- To be done: Say how many lines in the records include the string "sidebar", adding no other words.

** start of Dataset excerpts **

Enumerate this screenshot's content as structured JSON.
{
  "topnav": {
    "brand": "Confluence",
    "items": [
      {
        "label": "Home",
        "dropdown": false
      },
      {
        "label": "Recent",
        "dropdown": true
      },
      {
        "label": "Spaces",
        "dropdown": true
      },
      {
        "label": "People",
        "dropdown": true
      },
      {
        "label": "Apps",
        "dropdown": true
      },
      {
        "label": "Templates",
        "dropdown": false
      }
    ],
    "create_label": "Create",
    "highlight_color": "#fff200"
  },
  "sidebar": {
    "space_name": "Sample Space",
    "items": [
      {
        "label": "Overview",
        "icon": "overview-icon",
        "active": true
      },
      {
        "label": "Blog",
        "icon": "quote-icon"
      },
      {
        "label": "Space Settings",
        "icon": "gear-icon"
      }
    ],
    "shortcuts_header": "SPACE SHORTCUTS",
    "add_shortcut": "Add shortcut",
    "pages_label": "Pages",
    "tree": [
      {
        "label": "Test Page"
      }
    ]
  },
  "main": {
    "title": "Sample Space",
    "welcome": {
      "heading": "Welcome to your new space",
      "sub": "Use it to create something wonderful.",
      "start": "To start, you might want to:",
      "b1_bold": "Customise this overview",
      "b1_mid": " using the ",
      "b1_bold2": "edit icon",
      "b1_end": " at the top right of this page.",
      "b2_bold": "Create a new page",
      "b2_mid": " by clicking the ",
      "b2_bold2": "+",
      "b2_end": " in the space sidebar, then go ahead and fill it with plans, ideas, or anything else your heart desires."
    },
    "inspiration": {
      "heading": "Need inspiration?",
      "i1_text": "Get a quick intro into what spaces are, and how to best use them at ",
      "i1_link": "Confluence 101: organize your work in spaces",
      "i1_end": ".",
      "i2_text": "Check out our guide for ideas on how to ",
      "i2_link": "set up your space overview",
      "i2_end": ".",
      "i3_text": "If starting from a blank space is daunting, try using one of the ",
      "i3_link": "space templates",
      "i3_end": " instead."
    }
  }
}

** end of Dataset excerpts **

- Problem solution: 2